Stated exercise.
Copy each line that contains the word "this".

Exercise inputs.
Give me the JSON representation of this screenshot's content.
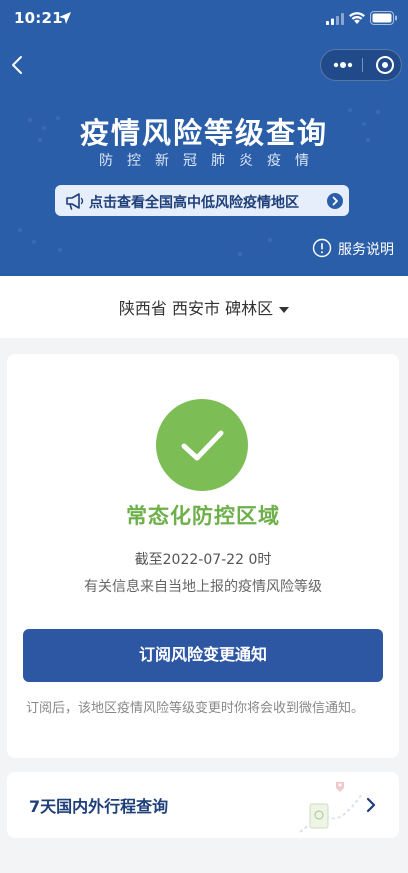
{
  "status_bar": {
    "time": "10:21"
  },
  "header": {
    "title": "疫情风险等级查询",
    "subtitle": "防控新冠肺炎疫情",
    "notice_text": "点击查看全国高中低风险疫情地区",
    "service_link": "服务说明"
  },
  "region": {
    "selected": "陕西省 西安市 碑林区"
  },
  "result": {
    "risk_level": "常态化防控区域",
    "as_of": "截至2022-07-22 0时",
    "source": "有关信息来自当地上报的疫情风险等级",
    "subscribe_label": "订阅风险变更通知",
    "subscribe_note": "订阅后，该地区疫情风险等级变更时你将会收到微信通知。"
  },
  "trip": {
    "label": "7天国内外行程查询"
  },
  "colors": {
    "header_bg": "#2b5ea9",
    "primary_button": "#2d57a3",
    "low_risk_green": "#7cbd55"
  },
  "icons": [
    "location-arrow-icon",
    "signal-icon",
    "wifi-icon",
    "battery-icon",
    "back-icon",
    "more-dots-icon",
    "target-close-icon",
    "megaphone-icon",
    "arrow-right-circle-icon",
    "info-circle-icon",
    "caret-down-icon",
    "checkmark-icon",
    "chevron-right-icon"
  ]
}
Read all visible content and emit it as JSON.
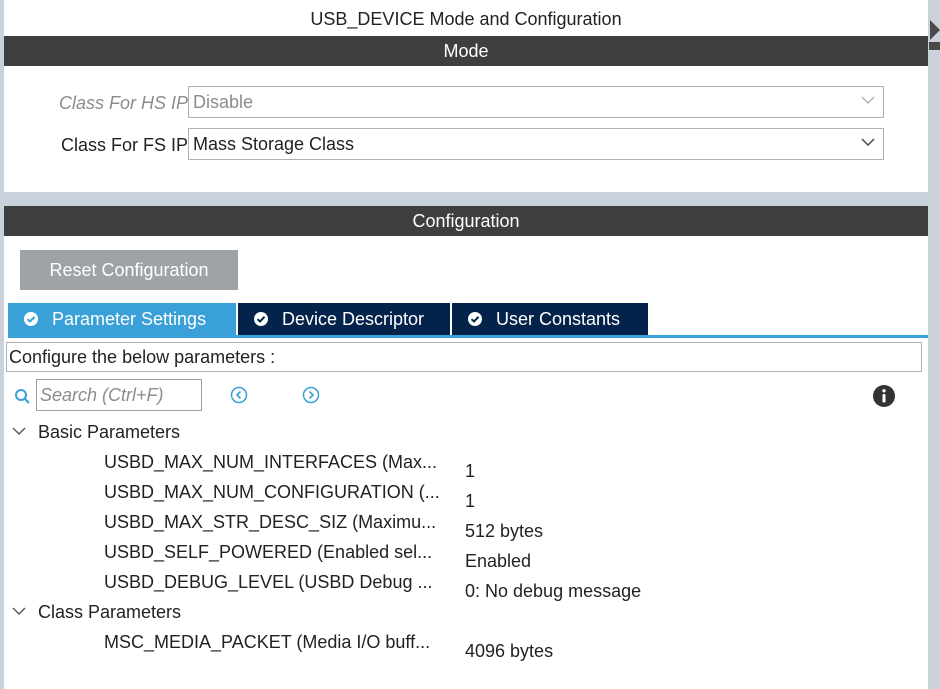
{
  "title": "USB_DEVICE Mode and Configuration",
  "mode": {
    "header": "Mode",
    "hs": {
      "label": "Class For HS IP",
      "value": "Disable"
    },
    "fs": {
      "label": "Class For FS IP",
      "value": "Mass Storage Class"
    }
  },
  "config": {
    "header": "Configuration",
    "reset_label": "Reset Configuration",
    "tabs": [
      "Parameter Settings",
      "Device Descriptor",
      "User Constants"
    ],
    "description": "Configure the below parameters :",
    "search_placeholder": "Search (Ctrl+F)",
    "groups": [
      {
        "name": "Basic Parameters",
        "params": [
          {
            "name": "USBD_MAX_NUM_INTERFACES (Max...",
            "value": "1"
          },
          {
            "name": "USBD_MAX_NUM_CONFIGURATION (...",
            "value": "1"
          },
          {
            "name": "USBD_MAX_STR_DESC_SIZ (Maximu...",
            "value": "512 bytes"
          },
          {
            "name": "USBD_SELF_POWERED (Enabled sel...",
            "value": "Enabled"
          },
          {
            "name": "USBD_DEBUG_LEVEL (USBD Debug ...",
            "value": "0: No debug message"
          }
        ]
      },
      {
        "name": "Class Parameters",
        "params": [
          {
            "name": "MSC_MEDIA_PACKET (Media I/O buff...",
            "value": "4096 bytes"
          }
        ]
      }
    ]
  },
  "colors": {
    "header_bg": "#3f3f3f",
    "tab_active": "#3aa0d8",
    "tab_inactive": "#03234b",
    "button_bg": "#9ea3a8"
  },
  "icons": [
    "chevron-down-icon",
    "check-circle-icon",
    "search-icon",
    "previous-icon",
    "next-icon",
    "info-icon",
    "collapse-arrow-icon"
  ]
}
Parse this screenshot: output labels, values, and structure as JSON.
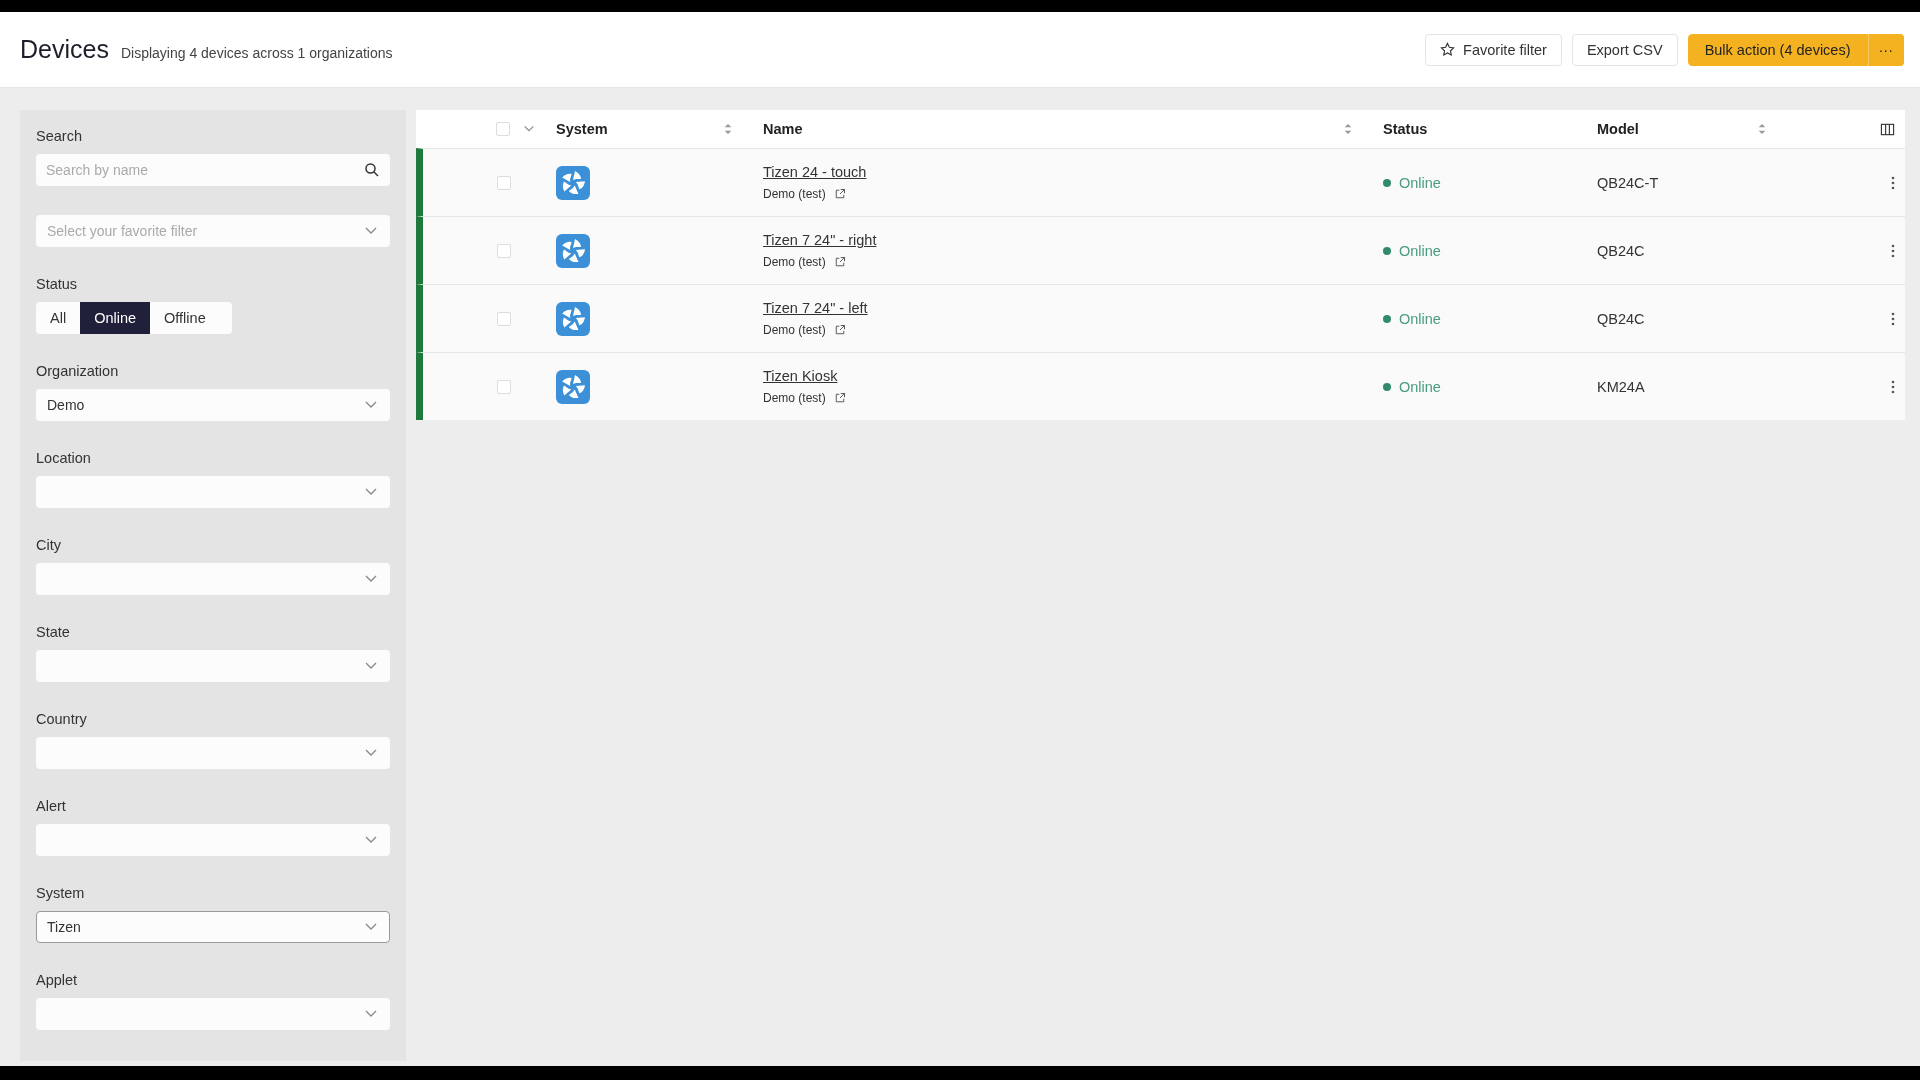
{
  "header": {
    "title": "Devices",
    "subtitle": "Displaying 4 devices across 1 organizations",
    "buttons": [
      {
        "kind": "favorite",
        "label": "Favorite filter"
      },
      {
        "kind": "plain",
        "label": "Export CSV"
      },
      {
        "kind": "primary",
        "label": "Bulk action (4 devices)",
        "menu": "···"
      }
    ]
  },
  "filters": [
    {
      "kind": "search",
      "label": "Search",
      "placeholder": "Search by name"
    },
    {
      "kind": "select",
      "placeholder": "Select your favorite filter"
    },
    {
      "kind": "segmented",
      "label": "Status",
      "options": [
        {
          "label": "All",
          "selected": false
        },
        {
          "label": "Online",
          "selected": true
        },
        {
          "label": "Offline",
          "selected": false
        }
      ]
    },
    {
      "kind": "select",
      "label": "Organization",
      "value": "Demo"
    },
    {
      "kind": "select",
      "label": "Location"
    },
    {
      "kind": "select",
      "label": "City"
    },
    {
      "kind": "select",
      "label": "State"
    },
    {
      "kind": "select",
      "label": "Country"
    },
    {
      "kind": "select",
      "label": "Alert"
    },
    {
      "kind": "select",
      "label": "System",
      "value": "Tizen",
      "focused": true
    },
    {
      "kind": "select",
      "label": "Applet"
    }
  ],
  "table": {
    "select_all": {
      "checked": false
    },
    "columns": [
      {
        "label": "System",
        "sortable": true
      },
      {
        "label": "Name",
        "sortable": true
      },
      {
        "label": "Status",
        "sortable": false
      },
      {
        "label": "Model",
        "sortable": true
      }
    ],
    "rows": [
      {
        "checked": false,
        "name": "Tizen 24 - touch",
        "organization": "Demo (test)",
        "status": "Online",
        "color": "#2e8b6e",
        "model": "QB24C-T"
      },
      {
        "checked": false,
        "name": "Tizen 7 24\" - right",
        "organization": "Demo (test)",
        "status": "Online",
        "color": "#2e8b6e",
        "model": "QB24C"
      },
      {
        "checked": false,
        "name": "Tizen 7 24\" - left",
        "organization": "Demo (test)",
        "status": "Online",
        "color": "#2e8b6e",
        "model": "QB24C"
      },
      {
        "checked": false,
        "name": "Tizen Kiosk",
        "organization": "Demo (test)",
        "status": "Online",
        "color": "#2e8b6e",
        "model": "KM24A"
      }
    ]
  }
}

Exercise output.
Give me the JSON representation of this screenshot's content.
Parse this screenshot: output labels, values, and structure as JSON.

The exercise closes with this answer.